• [Consignes]
- A) Recopiez le passage du bilan hebdomadaire en commençant par « La plupart des » et en allant jusqu'à « est resté calme. ».
- B) Citez tous les secteurs que le bilan hebdomadaire présente comme restés calmes.
- C) D'après le bilan hebdomadaire, quel mot peut caractériser la semaine ?

• [Extrait]
Bilan hebdomadaire n° 21 du 24 juillet 2022 (guerre d’Ukraine)

La semaine peut être caractérisée par le mot de piétinement. Malgré les commentaires lunaires des deux camps (celui-ci qui se félicite de voir des djihadistes tchétchènes dans les tranchées ukrainiennes, celui-là qui explique sérieusement que la Russie affronte la plus grosse armée d’Europe), le terrain connaît une certaine indécision. Elle est plutôt à l’avantage des Ukrainiens cette semaine même si cet avantage est millimétrique.

La plupart des secteurs sont restés assez calmes : Kharkov, Horlivka, Donestsk, Zaporizhia. Les duels d’artillerie se succèdent mais à un rythme moins soutenu, on parle de quelques opérations commando. Même le secteur d’Izioum est resté calme.

Données extraites d'une collection
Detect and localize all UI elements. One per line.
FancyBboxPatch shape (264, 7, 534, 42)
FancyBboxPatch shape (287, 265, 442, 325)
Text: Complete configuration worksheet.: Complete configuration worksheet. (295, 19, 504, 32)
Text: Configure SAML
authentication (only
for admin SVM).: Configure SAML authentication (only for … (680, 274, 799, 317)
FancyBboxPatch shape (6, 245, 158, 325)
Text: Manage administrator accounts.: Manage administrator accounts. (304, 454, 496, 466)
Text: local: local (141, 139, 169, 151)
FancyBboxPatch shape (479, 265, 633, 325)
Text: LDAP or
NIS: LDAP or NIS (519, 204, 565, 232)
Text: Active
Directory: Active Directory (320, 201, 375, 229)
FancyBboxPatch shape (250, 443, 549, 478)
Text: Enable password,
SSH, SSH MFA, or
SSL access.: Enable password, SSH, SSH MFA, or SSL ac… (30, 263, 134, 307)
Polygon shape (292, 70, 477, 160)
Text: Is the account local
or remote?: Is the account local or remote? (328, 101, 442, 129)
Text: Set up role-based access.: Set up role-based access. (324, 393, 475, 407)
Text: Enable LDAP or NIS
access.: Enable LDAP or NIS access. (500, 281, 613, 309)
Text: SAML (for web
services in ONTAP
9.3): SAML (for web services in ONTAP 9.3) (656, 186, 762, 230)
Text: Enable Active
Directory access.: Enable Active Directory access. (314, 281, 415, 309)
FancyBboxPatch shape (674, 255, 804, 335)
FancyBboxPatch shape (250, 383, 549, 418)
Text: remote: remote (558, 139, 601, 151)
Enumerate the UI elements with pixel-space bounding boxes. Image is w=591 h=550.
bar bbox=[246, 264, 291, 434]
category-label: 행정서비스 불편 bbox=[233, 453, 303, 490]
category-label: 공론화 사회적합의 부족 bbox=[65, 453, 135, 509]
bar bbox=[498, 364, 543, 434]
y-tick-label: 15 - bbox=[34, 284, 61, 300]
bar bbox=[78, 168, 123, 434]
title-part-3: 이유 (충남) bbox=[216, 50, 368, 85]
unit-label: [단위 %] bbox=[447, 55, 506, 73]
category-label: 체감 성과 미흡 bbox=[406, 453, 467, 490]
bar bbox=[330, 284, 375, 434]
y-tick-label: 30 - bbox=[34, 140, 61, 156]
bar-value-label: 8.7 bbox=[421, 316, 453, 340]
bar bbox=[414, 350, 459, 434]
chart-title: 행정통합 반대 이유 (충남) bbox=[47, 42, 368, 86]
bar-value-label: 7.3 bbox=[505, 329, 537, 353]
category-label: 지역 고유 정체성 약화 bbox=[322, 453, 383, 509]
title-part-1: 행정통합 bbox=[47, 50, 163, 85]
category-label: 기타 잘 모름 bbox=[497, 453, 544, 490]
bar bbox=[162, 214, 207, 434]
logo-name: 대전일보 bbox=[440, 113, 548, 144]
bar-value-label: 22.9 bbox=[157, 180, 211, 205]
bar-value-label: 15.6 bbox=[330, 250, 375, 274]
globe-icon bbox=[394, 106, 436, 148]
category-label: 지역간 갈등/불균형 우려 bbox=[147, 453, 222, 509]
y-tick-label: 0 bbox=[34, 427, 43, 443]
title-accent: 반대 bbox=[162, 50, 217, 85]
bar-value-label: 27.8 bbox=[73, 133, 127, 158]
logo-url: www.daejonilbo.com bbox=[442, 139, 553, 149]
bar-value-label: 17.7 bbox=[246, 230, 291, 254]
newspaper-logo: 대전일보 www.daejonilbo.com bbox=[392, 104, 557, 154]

• [Corrigé]
- A)
La plupart des secteurs sont restés assez calmes : Kharkov, Horlivka, Donestsk, Zaporizhia. Les duels d’artillerie se succèdent mais à un rythme moins soutenu, on parle de quelques opérations commando. Même le secteur d’Izioum est resté calme.

- B) Kharkov, Horlivka, Donestsk, Zaporizhia, Izioum

- C) Le mot de piétinement.